- **WHAT IS REQUIRED**:
Each line below should be retyped exactly, with no pictures.
-------- EXERCISE MATERIAL --------
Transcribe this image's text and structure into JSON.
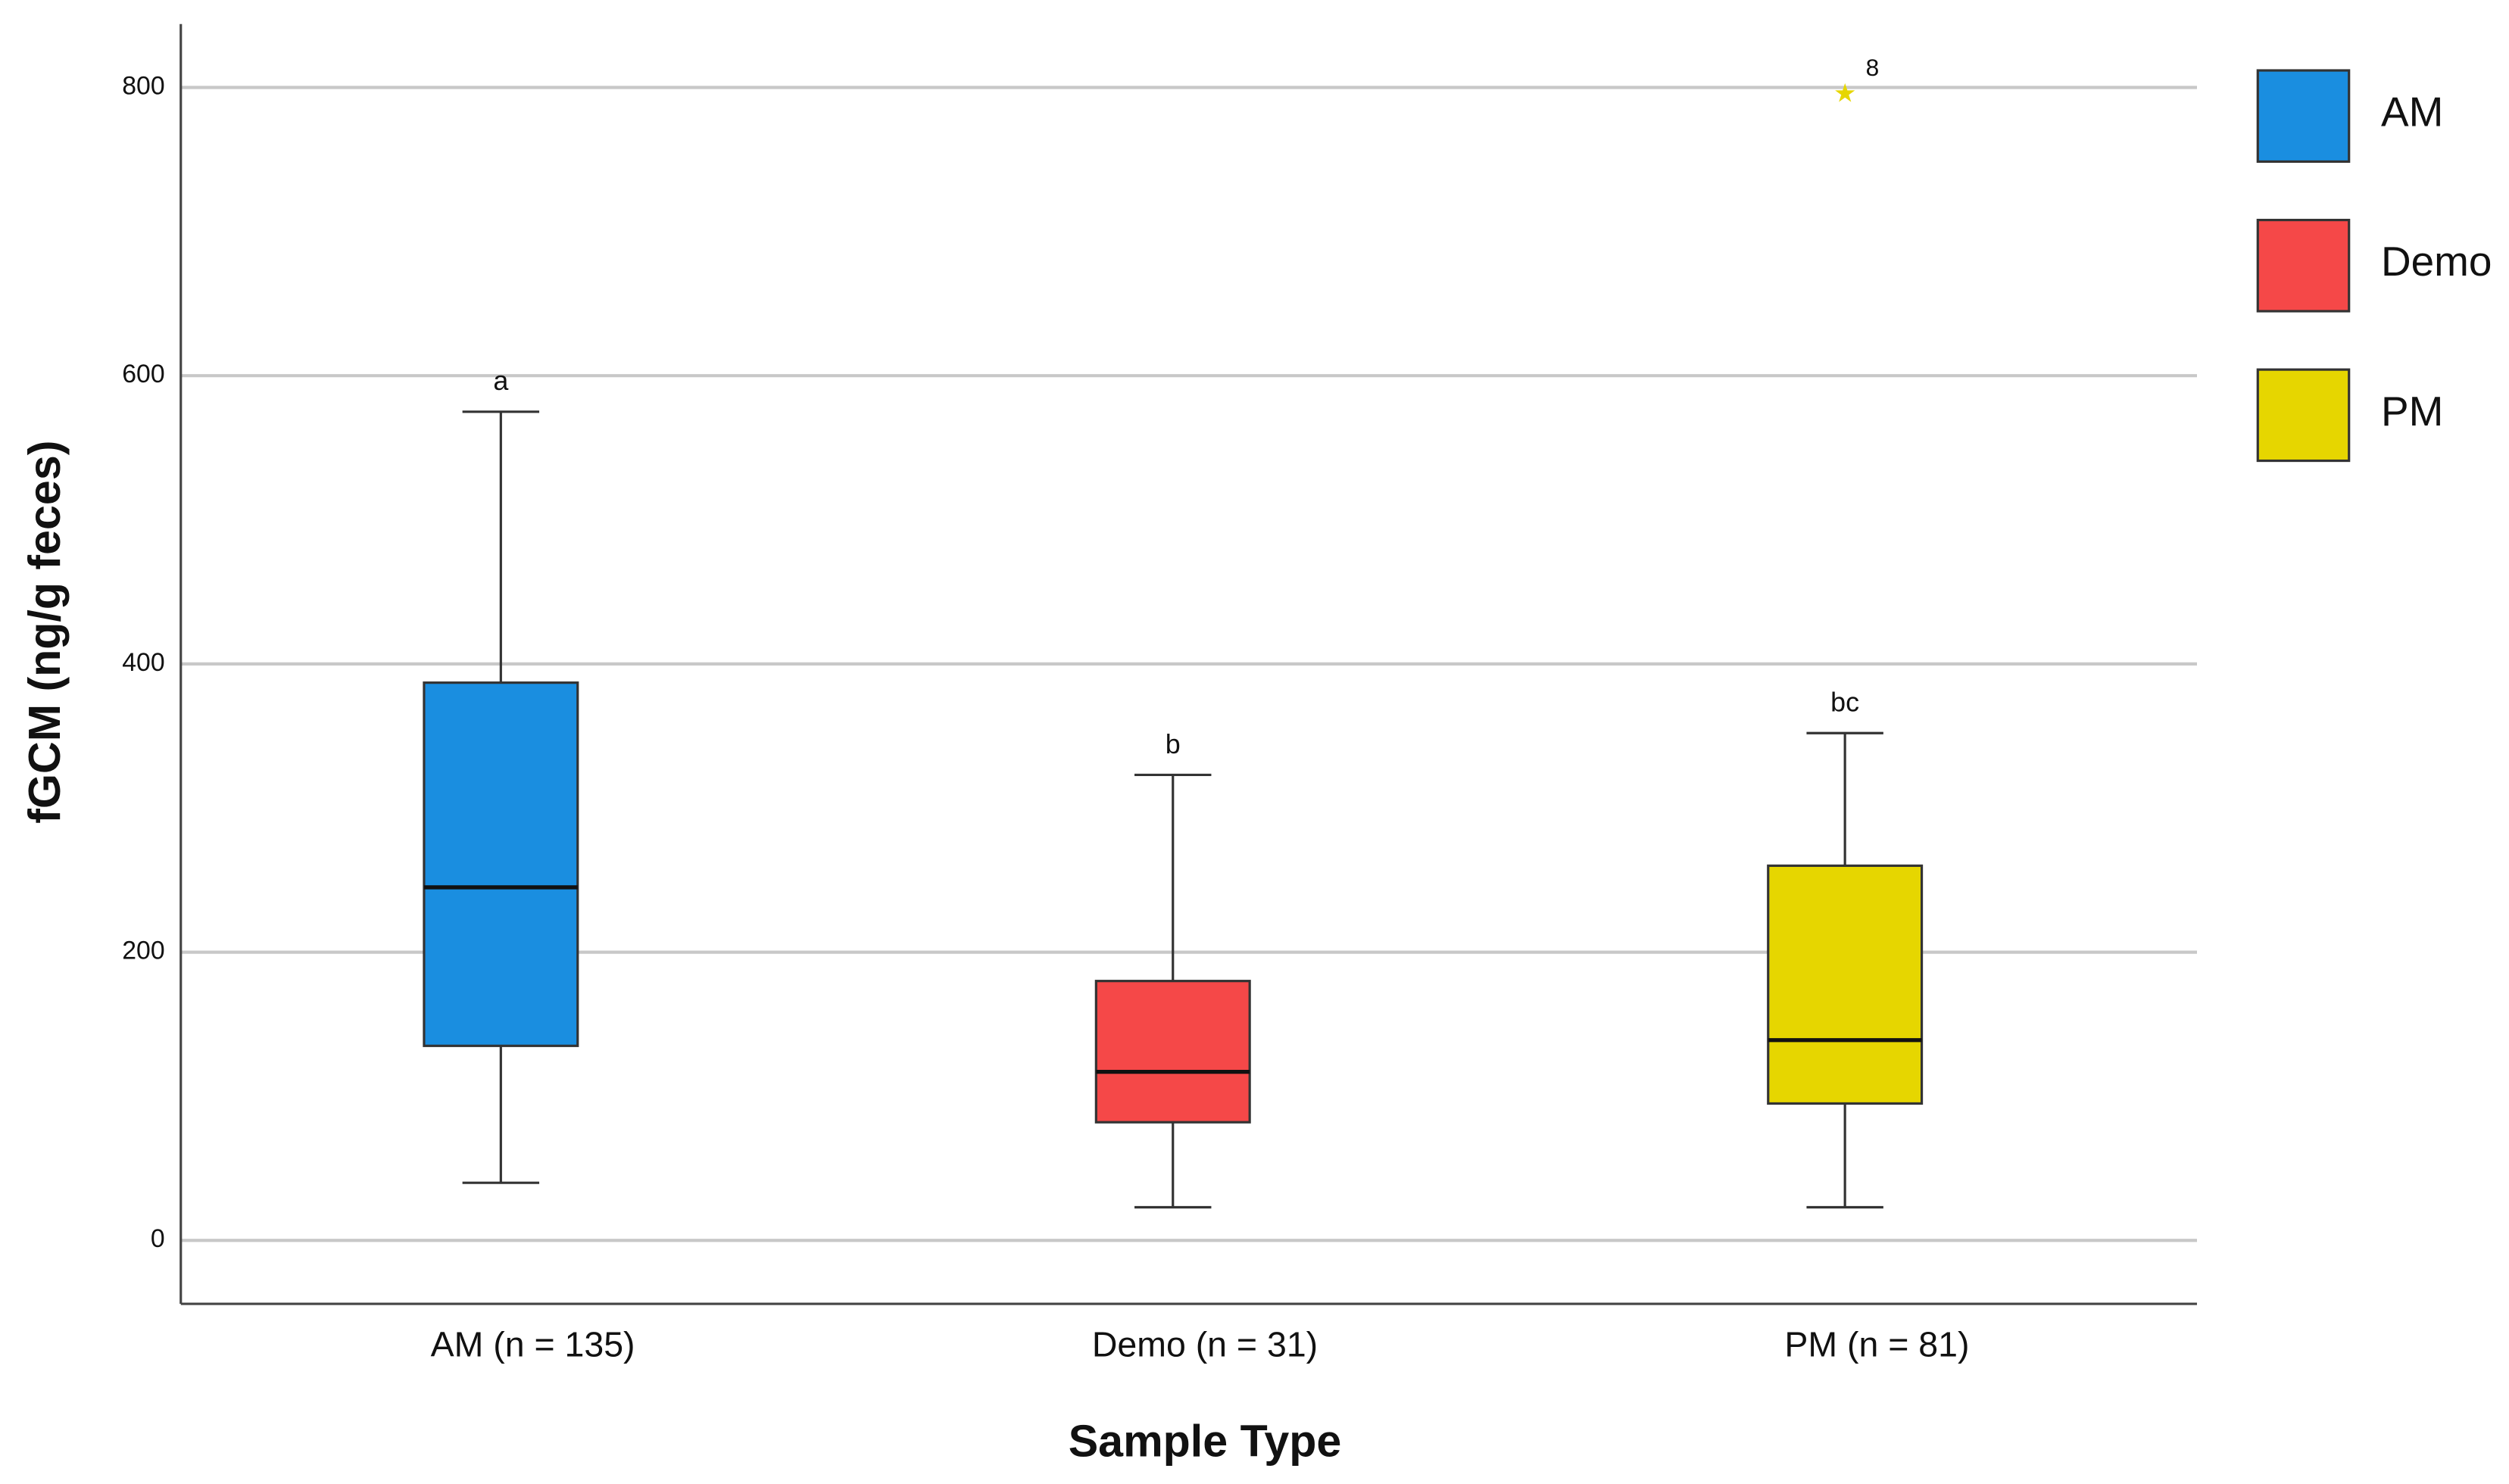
{
  "chart_data": {
    "type": "box",
    "x_label": "Sample Type",
    "y_label": "fGCM (ng/g feces)",
    "categories": [
      "AM (n = 135)",
      "Demo (n = 31)",
      "PM (n = 81)"
    ],
    "series": [
      {
        "name": "AM",
        "color": "#1a8ee0",
        "whisker_low": 40,
        "q1": 135,
        "median": 245,
        "q3": 387,
        "whisker_high": 575,
        "annotation": "a",
        "outliers": []
      },
      {
        "name": "Demo",
        "color": "#f54848",
        "whisker_low": 23,
        "q1": 82,
        "median": 117,
        "q3": 180,
        "whisker_high": 323,
        "annotation": "b",
        "outliers": []
      },
      {
        "name": "PM",
        "color": "#e6d600",
        "whisker_low": 23,
        "q1": 95,
        "median": 139,
        "q3": 260,
        "whisker_high": 352,
        "annotation": "bc",
        "outliers": [
          {
            "value": 797,
            "label": "8"
          }
        ]
      }
    ],
    "ylim": [
      -44,
      844
    ],
    "yticks": [
      0,
      200,
      400,
      600,
      800
    ],
    "grid": true,
    "legend": "right"
  }
}
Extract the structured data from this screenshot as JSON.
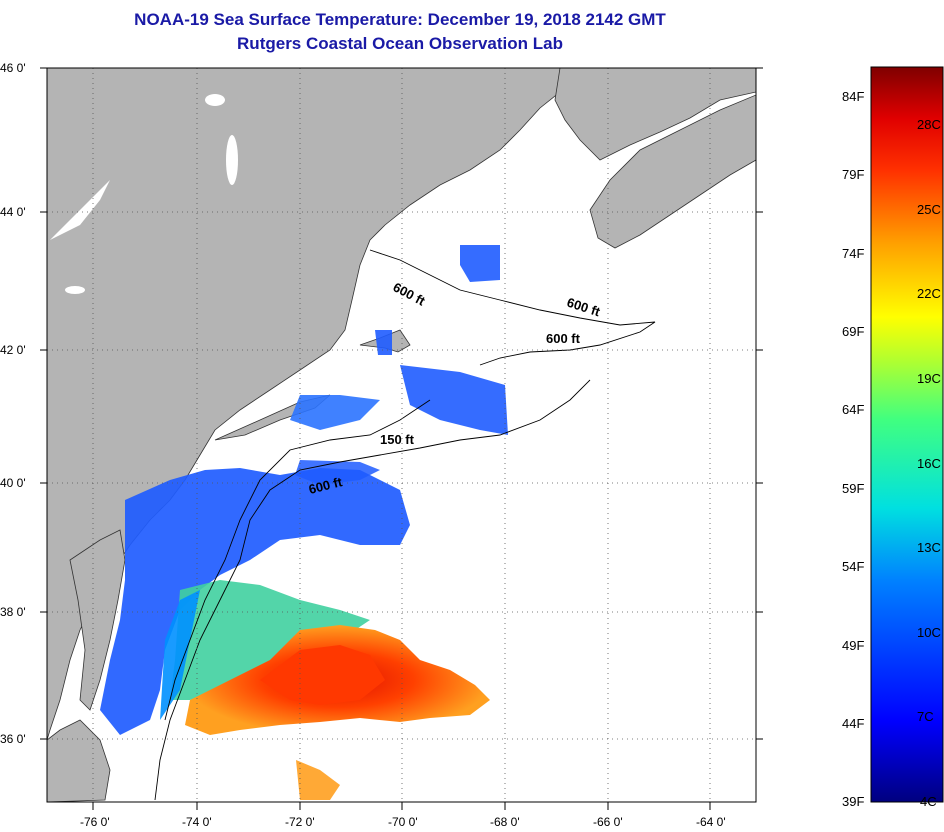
{
  "header": {
    "title": "NOAA-19 Sea Surface Temperature:  December 19, 2018 2142 GMT",
    "subtitle": "Rutgers Coastal Ocean Observation Lab"
  },
  "map": {
    "lat_labels": [
      "46 0'",
      "44 0'",
      "42 0'",
      "40 0'",
      "38 0'",
      "36 0'"
    ],
    "lon_labels": [
      "-76 0'",
      "-74 0'",
      "-72 0'",
      "-70 0'",
      "-68 0'",
      "-66 0'",
      "-64 0'"
    ],
    "contour_labels": [
      "600 ft",
      "600 ft",
      "600 ft",
      "150 ft",
      "600 ft"
    ],
    "colors": {
      "land": "#b4b4b4",
      "water": "#ffffff",
      "grid": "#555555"
    }
  },
  "colorbar": {
    "fahrenheit": [
      "84F",
      "79F",
      "74F",
      "69F",
      "64F",
      "59F",
      "54F",
      "49F",
      "44F",
      "39F"
    ],
    "celsius": [
      "28C",
      "25C",
      "22C",
      "19C",
      "16C",
      "13C",
      "10C",
      "7C",
      "4C"
    ],
    "range_f": [
      39,
      86
    ],
    "range_c": [
      4,
      30
    ]
  }
}
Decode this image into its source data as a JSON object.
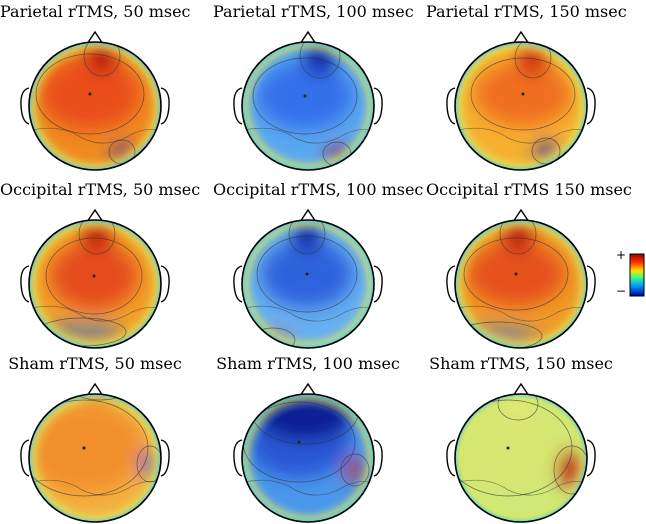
{
  "figure": {
    "panels": [
      {
        "title": "Parietal rTMS, 50 msec",
        "blobs": [
          {
            "c": "#b01010",
            "o": 0.95
          },
          {
            "c": "#e8401c",
            "o": 0.8
          },
          {
            "c": "#1428b8",
            "o": 0.95
          }
        ],
        "base": "#f08a20"
      },
      {
        "title": "Parietal rTMS, 100 msec",
        "blobs": [
          {
            "c": "#0b1c9c",
            "o": 0.95
          },
          {
            "c": "#2a5ee8",
            "o": 0.75
          },
          {
            "c": "#c01010",
            "o": 0.95
          }
        ],
        "base": "#5aa8f0"
      },
      {
        "title": "Parietal rTMS, 150 msec",
        "blobs": [
          {
            "c": "#c81e10",
            "o": 0.95
          },
          {
            "c": "#ee5a1e",
            "o": 0.75
          },
          {
            "c": "#1a2cc0",
            "o": 0.95
          }
        ],
        "base": "#f6b030"
      },
      {
        "title": "Occipital rTMS, 50 msec",
        "blobs": [
          {
            "c": "#b81810",
            "o": 0.95
          },
          {
            "c": "#e2381a",
            "o": 0.8
          },
          {
            "c": "#2a70e0",
            "o": 0.6
          }
        ],
        "base": "#f2a028"
      },
      {
        "title": "Occipital rTMS, 100 msec",
        "blobs": [
          {
            "c": "#0a1a98",
            "o": 0.95
          },
          {
            "c": "#2050d8",
            "o": 0.8
          },
          {
            "c": "#e84a18",
            "o": 0.7
          }
        ],
        "base": "#68b0f0"
      },
      {
        "title": "Occipital rTMS 150 msec",
        "blobs": [
          {
            "c": "#b01210",
            "o": 0.95
          },
          {
            "c": "#e44018",
            "o": 0.8
          },
          {
            "c": "#3a80e8",
            "o": 0.6
          }
        ],
        "base": "#f09a26"
      },
      {
        "title": "Sham rTMS, 50 msec",
        "blobs": [
          {
            "c": "#c02010",
            "o": 0.9
          },
          {
            "c": "#f07a22",
            "o": 0.6
          },
          {
            "c": "#2a60e0",
            "o": 0.85
          }
        ],
        "base": "#f4b040"
      },
      {
        "title": "Sham rTMS, 100 msec",
        "blobs": [
          {
            "c": "#0a1890",
            "o": 0.95
          },
          {
            "c": "#2048d0",
            "o": 0.8
          },
          {
            "c": "#d02a10",
            "o": 0.9
          }
        ],
        "base": "#4a98ec"
      },
      {
        "title": "Sham rTMS, 150 msec",
        "blobs": [
          {
            "c": "#f2f080",
            "o": 0.5
          },
          {
            "c": "#e8e060",
            "o": 0.3
          },
          {
            "c": "#c01810",
            "o": 0.95
          }
        ],
        "base": "#cfe878"
      }
    ]
  },
  "colorbar": {
    "plus": "+",
    "minus": "−",
    "top_color": "#c00000",
    "bottom_color": "#0000c0"
  }
}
--------
- **ANSWER BELOW**:
Transcribe this image's text and structure into JSON.
{
  "chart_data": {
    "type": "box",
    "x_label": "Sample Type",
    "y_label": "fGCM (ng/g feces)",
    "categories": [
      "AM (n = 135)",
      "Demo (n = 31)",
      "PM (n = 81)"
    ],
    "series": [
      {
        "name": "AM",
        "color": "#1a8ee0",
        "whisker_low": 40,
        "q1": 135,
        "median": 245,
        "q3": 387,
        "whisker_high": 575,
        "annotation": "a",
        "outliers": []
      },
      {
        "name": "Demo",
        "color": "#f54848",
        "whisker_low": 23,
        "q1": 82,
        "median": 117,
        "q3": 180,
        "whisker_high": 323,
        "annotation": "b",
        "outliers": []
      },
      {
        "name": "PM",
        "color": "#e6d600",
        "whisker_low": 23,
        "q1": 95,
        "median": 139,
        "q3": 260,
        "whisker_high": 352,
        "annotation": "bc",
        "outliers": [
          {
            "value": 797,
            "label": "8"
          }
        ]
      }
    ],
    "ylim": [
      -44,
      844
    ],
    "yticks": [
      0,
      200,
      400,
      600,
      800
    ],
    "grid": true,
    "legend": "right"
  }
}
Extract the structured data from this screenshot as JSON.
{
  "header": {
    "title": "NOAA-19 Sea Surface Temperature:  December 19, 2018 2142 GMT",
    "subtitle": "Rutgers Coastal Ocean Observation Lab"
  },
  "map": {
    "lat_labels": [
      "46 0'",
      "44 0'",
      "42 0'",
      "40 0'",
      "38 0'",
      "36 0'"
    ],
    "lon_labels": [
      "-76 0'",
      "-74 0'",
      "-72 0'",
      "-70 0'",
      "-68 0'",
      "-66 0'",
      "-64 0'"
    ],
    "contour_labels": [
      "600 ft",
      "600 ft",
      "600 ft",
      "150 ft",
      "600 ft"
    ],
    "colors": {
      "land": "#b4b4b4",
      "water": "#ffffff",
      "grid": "#555555"
    }
  },
  "colorbar": {
    "fahrenheit": [
      "84F",
      "79F",
      "74F",
      "69F",
      "64F",
      "59F",
      "54F",
      "49F",
      "44F",
      "39F"
    ],
    "celsius": [
      "28C",
      "25C",
      "22C",
      "19C",
      "16C",
      "13C",
      "10C",
      "7C",
      "4C"
    ],
    "range_f": [
      39,
      86
    ],
    "range_c": [
      4,
      30
    ]
  }
}
Decode this image into its source data as a JSON object.
{
  "figure": {
    "panels": [
      {
        "title": "Parietal rTMS, 50 msec",
        "blobs": [
          {
            "c": "#b01010",
            "o": 0.95
          },
          {
            "c": "#e8401c",
            "o": 0.8
          },
          {
            "c": "#1428b8",
            "o": 0.95
          }
        ],
        "base": "#f08a20"
      },
      {
        "title": "Parietal rTMS, 100 msec",
        "blobs": [
          {
            "c": "#0b1c9c",
            "o": 0.95
          },
          {
            "c": "#2a5ee8",
            "o": 0.75
          },
          {
            "c": "#c01010",
            "o": 0.95
          }
        ],
        "base": "#5aa8f0"
      },
      {
        "title": "Parietal rTMS, 150 msec",
        "blobs": [
          {
            "c": "#c81e10",
            "o": 0.95
          },
          {
            "c": "#ee5a1e",
            "o": 0.75
          },
          {
            "c": "#1a2cc0",
            "o": 0.95
          }
        ],
        "base": "#f6b030"
      },
      {
        "title": "Occipital rTMS, 50 msec",
        "blobs": [
          {
            "c": "#b81810",
            "o": 0.95
          },
          {
            "c": "#e2381a",
            "o": 0.8
          },
          {
            "c": "#2a70e0",
            "o": 0.6
          }
        ],
        "base": "#f2a028"
      },
      {
        "title": "Occipital rTMS, 100 msec",
        "blobs": [
          {
            "c": "#0a1a98",
            "o": 0.95
          },
          {
            "c": "#2050d8",
            "o": 0.8
          },
          {
            "c": "#e84a18",
            "o": 0.7
          }
        ],
        "base": "#68b0f0"
      },
      {
        "title": "Occipital rTMS 150 msec",
        "blobs": [
          {
            "c": "#b01210",
            "o": 0.95
          },
          {
            "c": "#e44018",
            "o": 0.8
          },
          {
            "c": "#3a80e8",
            "o": 0.6
          }
        ],
        "base": "#f09a26"
      },
      {
        "title": "Sham rTMS, 50 msec",
        "blobs": [
          {
            "c": "#c02010",
            "o": 0.9
          },
          {
            "c": "#f07a22",
            "o": 0.6
          },
          {
            "c": "#2a60e0",
            "o": 0.85
          }
        ],
        "base": "#f4b040"
      },
      {
        "title": "Sham rTMS, 100 msec",
        "blobs": [
          {
            "c": "#0a1890",
            "o": 0.95
          },
          {
            "c": "#2048d0",
            "o": 0.8
          },
          {
            "c": "#d02a10",
            "o": 0.9
          }
        ],
        "base": "#4a98ec"
      },
      {
        "title": "Sham rTMS, 150 msec",
        "blobs": [
          {
            "c": "#f2f080",
            "o": 0.5
          },
          {
            "c": "#e8e060",
            "o": 0.3
          },
          {
            "c": "#c01810",
            "o": 0.95
          }
        ],
        "base": "#cfe878"
      }
    ]
  },
  "colorbar": {
    "plus": "+",
    "minus": "−",
    "top_color": "#c00000",
    "bottom_color": "#0000c0"
  }
}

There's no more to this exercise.